Copy nothing but the text: reproduce each line of the listing exactly and leave the pictures out.

━━━━━━━━━━━━━━━━━━━━━━━━━━━━━━

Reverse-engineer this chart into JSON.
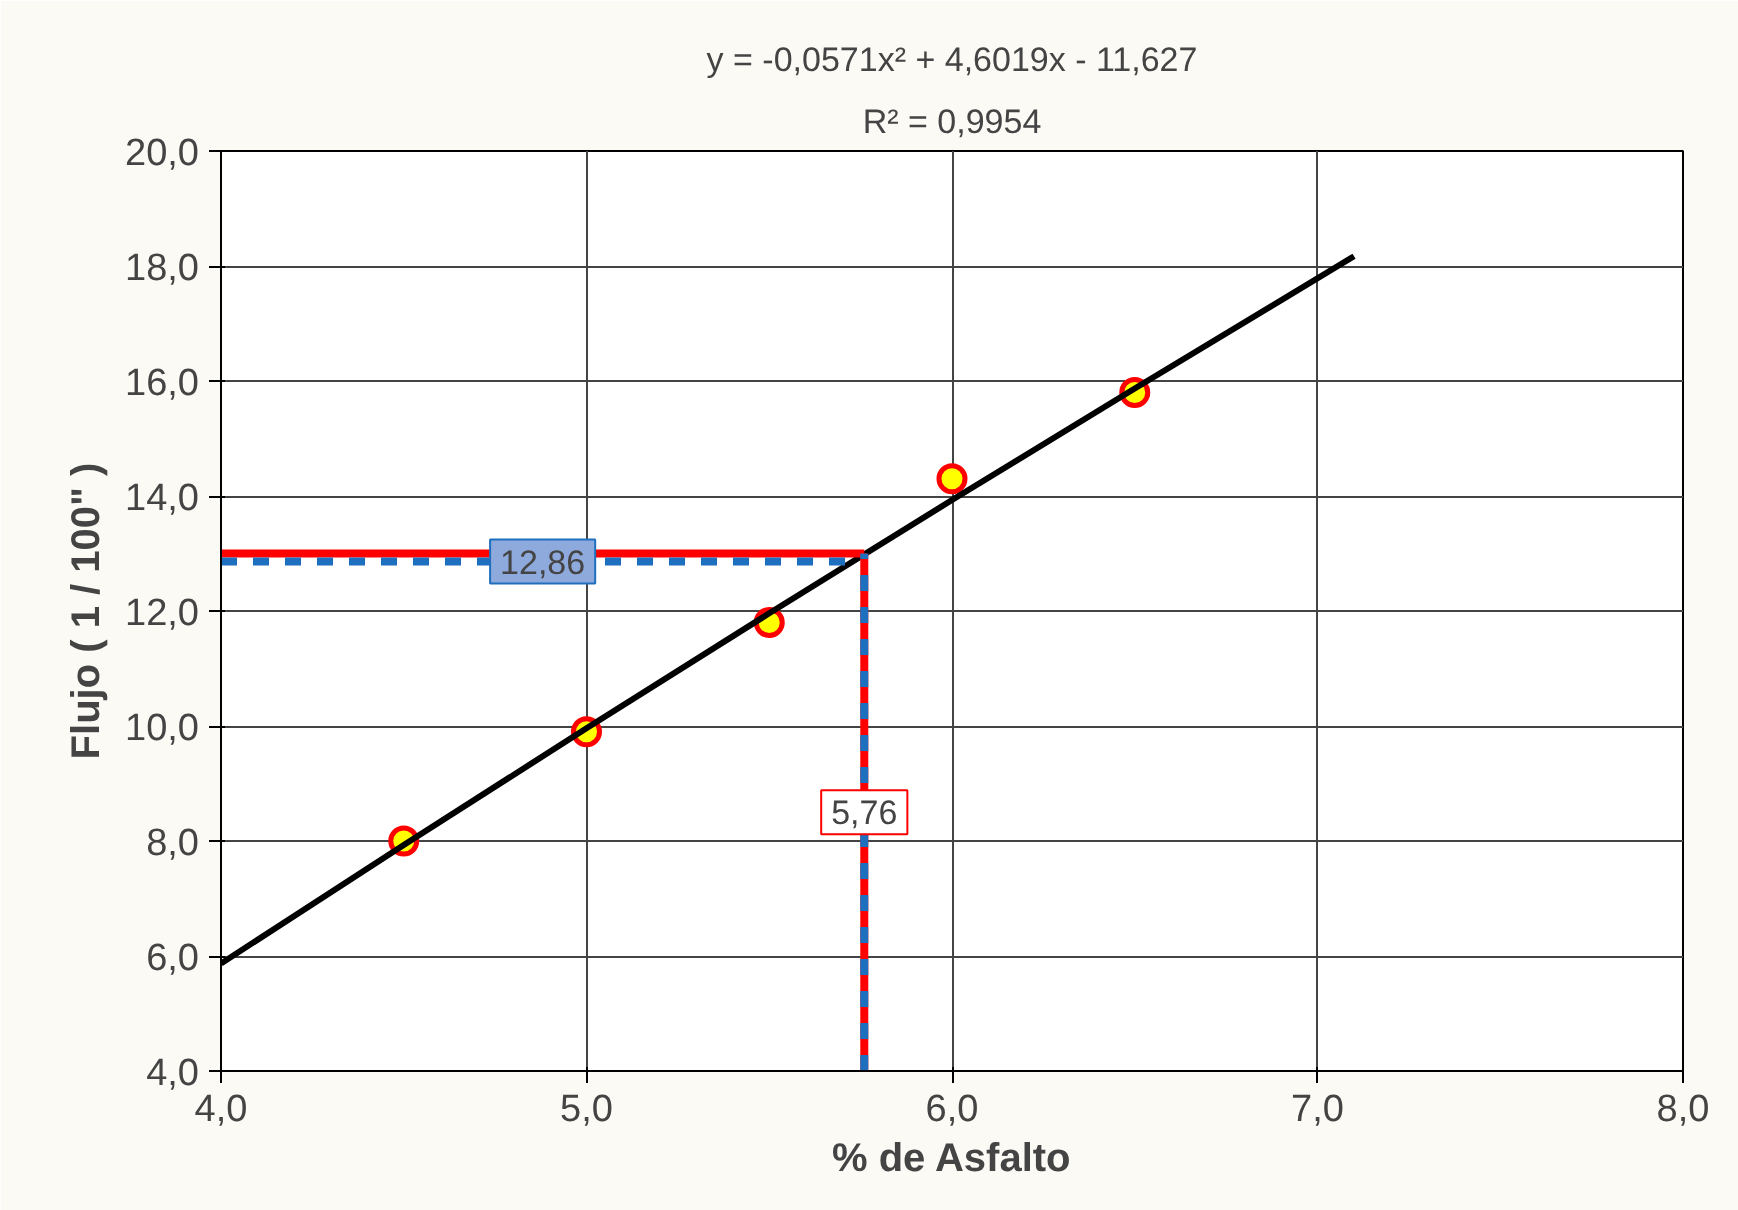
{
  "chart_data": {
    "type": "scatter",
    "xlabel": "% de Asfalto",
    "ylabel": "Flujo ( 1 / 100\" )",
    "annotations": [
      "y = -0,0571x² + 4,6019x - 11,627",
      "R² = 0,9954"
    ],
    "series": [
      {
        "color": "#ffff00",
        "x": [
          4.5,
          5.0,
          5.5,
          6.0,
          6.5
        ],
        "values": [
          8.0,
          9.9,
          11.8,
          14.3,
          15.8
        ]
      },
      {
        "type": "line",
        "color": "#000000",
        "marker": "none",
        "x": [
          4.0,
          4.5,
          5.0,
          5.5,
          6.0,
          6.5,
          7.1
        ],
        "values": [
          5.87,
          7.93,
          9.96,
          11.96,
          13.93,
          15.87,
          18.17
        ]
      }
    ],
    "marker": "circle",
    "xlim": [
      4.0,
      8.0
    ],
    "xticks": [
      {
        "value": 4,
        "label": "4,0"
      },
      {
        "value": 5,
        "label": "5,0"
      },
      {
        "value": 6,
        "label": "6,0"
      },
      {
        "value": 7,
        "label": "7,0"
      },
      {
        "value": 8,
        "label": "8,0"
      }
    ],
    "ylim": [
      4.0,
      20.0
    ],
    "yticks": [
      {
        "value": 4,
        "label": "4,0"
      },
      {
        "value": 6,
        "label": "6,0"
      },
      {
        "value": 8,
        "label": "8,0"
      },
      {
        "value": 10,
        "label": "10,0"
      },
      {
        "value": 12,
        "label": "12,0"
      },
      {
        "value": 14,
        "label": "14,0"
      },
      {
        "value": 16,
        "label": "16,0"
      },
      {
        "value": 18,
        "label": "18,0"
      },
      {
        "value": 20,
        "label": "20,0"
      }
    ],
    "grid": true,
    "ref_lines": [
      {
        "axis": "y",
        "value": 13.0,
        "color": "#ff0000"
      },
      {
        "axis": "y",
        "value": 12.86,
        "label": "12,86",
        "color": "#1f6fbf",
        "line_style": "dashed"
      },
      {
        "axis": "x",
        "value": 5.76,
        "label": "5,76",
        "color": "#ff0000"
      },
      {
        "axis": "x",
        "value": 5.76,
        "color": "#1f6fbf",
        "line_style": "dashed"
      }
    ]
  }
}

━━━━━━━━━━━━━━━━━━━━━━━━━━━━━━

# [Exercise response]
Reverse-engineer this chart into JSON.
{
  "chart_data": {
    "type": "scatter",
    "xlabel": "% de Asfalto",
    "ylabel": "Flujo ( 1 / 100\" )",
    "annotations": [
      "y = -0,0571x² + 4,6019x - 11,627",
      "R² = 0,9954"
    ],
    "series": [
      {
        "color": "#ffff00",
        "x": [
          4.5,
          5.0,
          5.5,
          6.0,
          6.5
        ],
        "values": [
          8.0,
          9.9,
          11.8,
          14.3,
          15.8
        ]
      },
      {
        "type": "line",
        "color": "#000000",
        "marker": "none",
        "x": [
          4.0,
          4.5,
          5.0,
          5.5,
          6.0,
          6.5,
          7.1
        ],
        "values": [
          5.87,
          7.93,
          9.96,
          11.96,
          13.93,
          15.87,
          18.17
        ]
      }
    ],
    "marker": "circle",
    "xlim": [
      4.0,
      8.0
    ],
    "xticks": [
      {
        "value": 4,
        "label": "4,0"
      },
      {
        "value": 5,
        "label": "5,0"
      },
      {
        "value": 6,
        "label": "6,0"
      },
      {
        "value": 7,
        "label": "7,0"
      },
      {
        "value": 8,
        "label": "8,0"
      }
    ],
    "ylim": [
      4.0,
      20.0
    ],
    "yticks": [
      {
        "value": 4,
        "label": "4,0"
      },
      {
        "value": 6,
        "label": "6,0"
      },
      {
        "value": 8,
        "label": "8,0"
      },
      {
        "value": 10,
        "label": "10,0"
      },
      {
        "value": 12,
        "label": "12,0"
      },
      {
        "value": 14,
        "label": "14,0"
      },
      {
        "value": 16,
        "label": "16,0"
      },
      {
        "value": 18,
        "label": "18,0"
      },
      {
        "value": 20,
        "label": "20,0"
      }
    ],
    "grid": true,
    "ref_lines": [
      {
        "axis": "y",
        "value": 13.0,
        "color": "#ff0000"
      },
      {
        "axis": "y",
        "value": 12.86,
        "label": "12,86",
        "color": "#1f6fbf",
        "line_style": "dashed"
      },
      {
        "axis": "x",
        "value": 5.76,
        "label": "5,76",
        "color": "#ff0000"
      },
      {
        "axis": "x",
        "value": 5.76,
        "color": "#1f6fbf",
        "line_style": "dashed"
      }
    ]
  }
}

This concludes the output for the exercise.